Print every entry word for word, but omit the pictures.

• • • • • • •

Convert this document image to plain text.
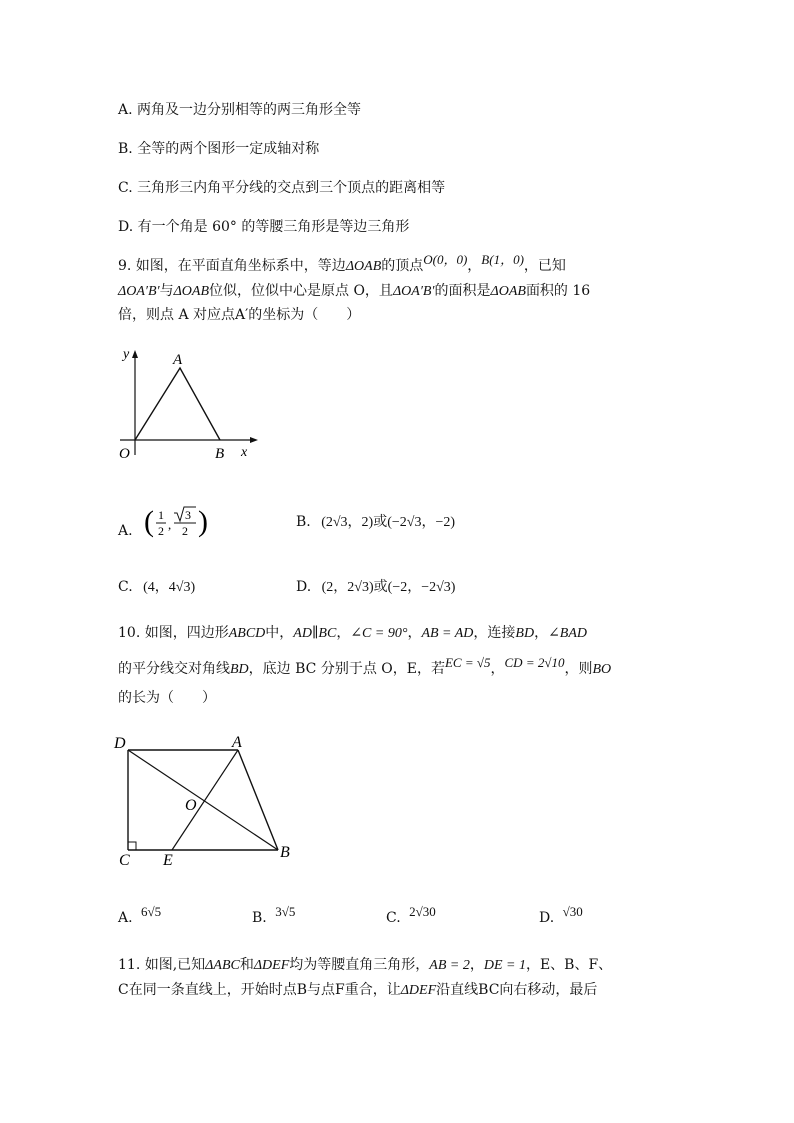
A. 两角及一边分别相等的两三角形全等
B. 全等的两个图形一定成轴对称
C. 三角形三内角平分线的交点到三个顶点的距离相等
D. 有一个角是 60° 的等腰三角形是等边三角形
9. 如图，在平面直角坐标系中，等边ΔOAB的顶点O(0，0)，B(1，0)，已知
ΔOA′B′与ΔOAB位似，位似中心是原点 O，且ΔOA′B′的面积是ΔOAB面积的 16
倍，则点 A 对应点A′的坐标为（　　）
y	A
O	B x
A. ( 1
2 ,
3
2 )	B. (2√3，2)或(−2√3，−2)
C. (4，4√3)	D. (2，2√3)或(−2，−2√3)
10. 如图，四边形ABCD中，AD∥BC，∠C = 90°，AB = AD，连接BD，∠BAD
的平分线交对角线BD，底边 BC 分别于点 O，E，若EC = √5，CD = 2√10，则BO
的长为（　　）
D	A
O
C E	B
A. 6√5	B. 3√5	C. 2√30	D. √30
11. 如图,已知ΔABC和ΔDEF均为等腰直角三角形，AB = 2，DE = 1，E、B、F、
C在同一条直线上，开始时点B与点F重合，让ΔDEF沿直线BC向右移动，最后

• • • • • • •

▶ RESPONSE
Convert this document image to plain text.
A. 两角及一边分别相等的两三角形全等
B. 全等的两个图形一定成轴对称
C. 三角形三内角平分线的交点到三个顶点的距离相等
D. 有一个角是 60° 的等腰三角形是等边三角形
9. 如图，在平面直角坐标系中，等边ΔOAB的顶点O(0，0)，B(1，0)，已知
ΔOA′B′与ΔOAB位似，位似中心是原点 O，且ΔOA′B′的面积是ΔOAB面积的 16
倍，则点 A 对应点A′的坐标为（　　）
y	A
O	B x
A. ( 1
2 ,
3
2 )	B. (2√3，2)或(−2√3，−2)
C. (4，4√3)	D. (2，2√3)或(−2，−2√3)
10. 如图，四边形ABCD中，AD∥BC，∠C = 90°，AB = AD，连接BD，∠BAD
的平分线交对角线BD，底边 BC 分别于点 O，E，若EC = √5，CD = 2√10，则BO
的长为（　　）
D	A
O
C E	B
A. 6√5	B. 3√5	C. 2√30	D. √30
11. 如图,已知ΔABC和ΔDEF均为等腰直角三角形，AB = 2，DE = 1，E、B、F、
C在同一条直线上，开始时点B与点F重合，让ΔDEF沿直线BC向右移动，最后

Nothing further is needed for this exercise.